_THE DATA_:
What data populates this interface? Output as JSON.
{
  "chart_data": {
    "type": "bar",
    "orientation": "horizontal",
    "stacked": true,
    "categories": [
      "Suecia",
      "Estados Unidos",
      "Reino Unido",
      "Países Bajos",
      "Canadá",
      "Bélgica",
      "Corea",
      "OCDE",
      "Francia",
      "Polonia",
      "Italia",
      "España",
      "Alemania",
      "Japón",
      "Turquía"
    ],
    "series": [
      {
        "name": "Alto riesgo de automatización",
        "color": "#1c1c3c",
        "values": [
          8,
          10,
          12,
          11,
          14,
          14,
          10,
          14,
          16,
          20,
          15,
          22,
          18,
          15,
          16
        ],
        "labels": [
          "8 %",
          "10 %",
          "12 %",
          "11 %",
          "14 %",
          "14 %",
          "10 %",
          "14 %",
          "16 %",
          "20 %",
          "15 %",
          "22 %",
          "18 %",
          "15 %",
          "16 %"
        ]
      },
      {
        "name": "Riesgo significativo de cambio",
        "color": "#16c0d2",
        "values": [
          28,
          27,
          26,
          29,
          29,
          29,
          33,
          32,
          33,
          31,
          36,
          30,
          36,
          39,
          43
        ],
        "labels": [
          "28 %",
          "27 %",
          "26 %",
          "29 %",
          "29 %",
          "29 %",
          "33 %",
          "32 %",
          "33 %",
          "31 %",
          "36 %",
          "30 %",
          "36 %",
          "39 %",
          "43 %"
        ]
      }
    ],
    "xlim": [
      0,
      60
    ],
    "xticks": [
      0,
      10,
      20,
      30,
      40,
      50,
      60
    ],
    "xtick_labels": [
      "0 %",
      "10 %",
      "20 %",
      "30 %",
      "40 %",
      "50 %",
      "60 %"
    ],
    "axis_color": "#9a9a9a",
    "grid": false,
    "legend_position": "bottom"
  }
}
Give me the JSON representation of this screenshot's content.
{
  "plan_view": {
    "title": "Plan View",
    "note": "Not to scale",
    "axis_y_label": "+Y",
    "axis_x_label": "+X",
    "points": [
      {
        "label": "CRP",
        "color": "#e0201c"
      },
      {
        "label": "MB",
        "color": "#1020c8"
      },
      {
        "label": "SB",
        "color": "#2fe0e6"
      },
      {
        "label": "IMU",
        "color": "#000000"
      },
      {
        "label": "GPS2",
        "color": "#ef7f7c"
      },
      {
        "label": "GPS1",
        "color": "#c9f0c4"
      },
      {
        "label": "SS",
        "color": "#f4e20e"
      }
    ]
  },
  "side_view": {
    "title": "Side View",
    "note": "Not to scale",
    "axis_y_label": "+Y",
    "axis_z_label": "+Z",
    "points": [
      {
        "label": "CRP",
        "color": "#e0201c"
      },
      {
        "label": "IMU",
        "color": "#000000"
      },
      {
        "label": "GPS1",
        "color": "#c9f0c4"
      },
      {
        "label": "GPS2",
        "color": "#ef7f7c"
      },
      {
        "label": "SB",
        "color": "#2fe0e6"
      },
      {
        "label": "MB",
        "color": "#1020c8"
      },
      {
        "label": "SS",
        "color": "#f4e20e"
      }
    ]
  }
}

_DO THIS_: Report how many lines of the preceding records include "JSON". Output the number only.

_OUTPUT FOR THIS TASK_: 2